* WORK TO BE COMPLETED
Where a line in the listing contains the string "name", copy that line out.

# START OF DATA ENTRIES

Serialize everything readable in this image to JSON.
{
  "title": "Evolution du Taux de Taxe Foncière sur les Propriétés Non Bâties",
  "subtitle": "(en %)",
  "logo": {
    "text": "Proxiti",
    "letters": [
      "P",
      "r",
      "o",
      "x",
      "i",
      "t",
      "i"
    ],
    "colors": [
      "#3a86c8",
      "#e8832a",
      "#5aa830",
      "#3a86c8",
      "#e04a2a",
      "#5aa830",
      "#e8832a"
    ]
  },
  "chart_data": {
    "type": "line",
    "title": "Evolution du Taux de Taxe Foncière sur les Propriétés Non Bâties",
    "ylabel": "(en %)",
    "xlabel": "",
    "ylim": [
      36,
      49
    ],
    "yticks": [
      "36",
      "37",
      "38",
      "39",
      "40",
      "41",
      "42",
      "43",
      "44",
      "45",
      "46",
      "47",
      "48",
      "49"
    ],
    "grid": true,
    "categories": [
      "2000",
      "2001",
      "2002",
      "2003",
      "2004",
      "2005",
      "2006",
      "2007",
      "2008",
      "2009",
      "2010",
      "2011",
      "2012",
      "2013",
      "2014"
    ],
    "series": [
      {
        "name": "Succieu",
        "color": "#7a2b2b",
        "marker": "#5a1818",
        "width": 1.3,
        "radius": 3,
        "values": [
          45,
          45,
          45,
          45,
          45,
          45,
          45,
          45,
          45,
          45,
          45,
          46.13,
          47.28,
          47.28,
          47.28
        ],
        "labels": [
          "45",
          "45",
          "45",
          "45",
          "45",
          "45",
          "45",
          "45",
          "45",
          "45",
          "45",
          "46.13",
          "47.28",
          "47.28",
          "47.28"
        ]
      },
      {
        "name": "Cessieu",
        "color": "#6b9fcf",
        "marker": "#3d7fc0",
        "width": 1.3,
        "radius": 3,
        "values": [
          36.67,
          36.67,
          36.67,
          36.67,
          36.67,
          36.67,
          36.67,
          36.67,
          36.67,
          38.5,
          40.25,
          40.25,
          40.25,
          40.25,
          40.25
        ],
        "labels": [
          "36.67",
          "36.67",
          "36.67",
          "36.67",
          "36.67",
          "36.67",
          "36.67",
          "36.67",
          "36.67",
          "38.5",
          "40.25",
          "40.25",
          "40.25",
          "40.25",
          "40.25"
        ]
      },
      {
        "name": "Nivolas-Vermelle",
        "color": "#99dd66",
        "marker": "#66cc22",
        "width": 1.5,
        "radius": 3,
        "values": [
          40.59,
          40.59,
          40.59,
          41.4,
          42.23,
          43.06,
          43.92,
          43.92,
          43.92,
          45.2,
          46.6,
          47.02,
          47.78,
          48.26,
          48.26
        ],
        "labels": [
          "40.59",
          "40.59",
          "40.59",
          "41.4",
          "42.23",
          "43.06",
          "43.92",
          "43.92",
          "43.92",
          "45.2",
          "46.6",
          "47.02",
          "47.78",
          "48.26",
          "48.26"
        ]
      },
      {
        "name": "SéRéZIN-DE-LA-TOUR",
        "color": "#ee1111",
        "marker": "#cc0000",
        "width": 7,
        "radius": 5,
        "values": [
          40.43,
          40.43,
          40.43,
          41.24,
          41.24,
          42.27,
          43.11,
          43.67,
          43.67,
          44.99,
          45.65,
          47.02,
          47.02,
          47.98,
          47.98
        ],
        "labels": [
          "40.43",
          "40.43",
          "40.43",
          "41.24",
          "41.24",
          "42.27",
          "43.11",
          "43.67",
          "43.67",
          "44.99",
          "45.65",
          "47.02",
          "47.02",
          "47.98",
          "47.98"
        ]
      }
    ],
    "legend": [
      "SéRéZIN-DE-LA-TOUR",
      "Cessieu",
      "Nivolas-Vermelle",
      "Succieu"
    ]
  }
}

# END OF DATA ENTRIES

* ANSWER FOR THE TASK
        "name": "Succieu",
        "name": "Cessieu",
        "name": "Nivolas-Vermelle",
        "name": "SéRéZIN-DE-LA-TOUR",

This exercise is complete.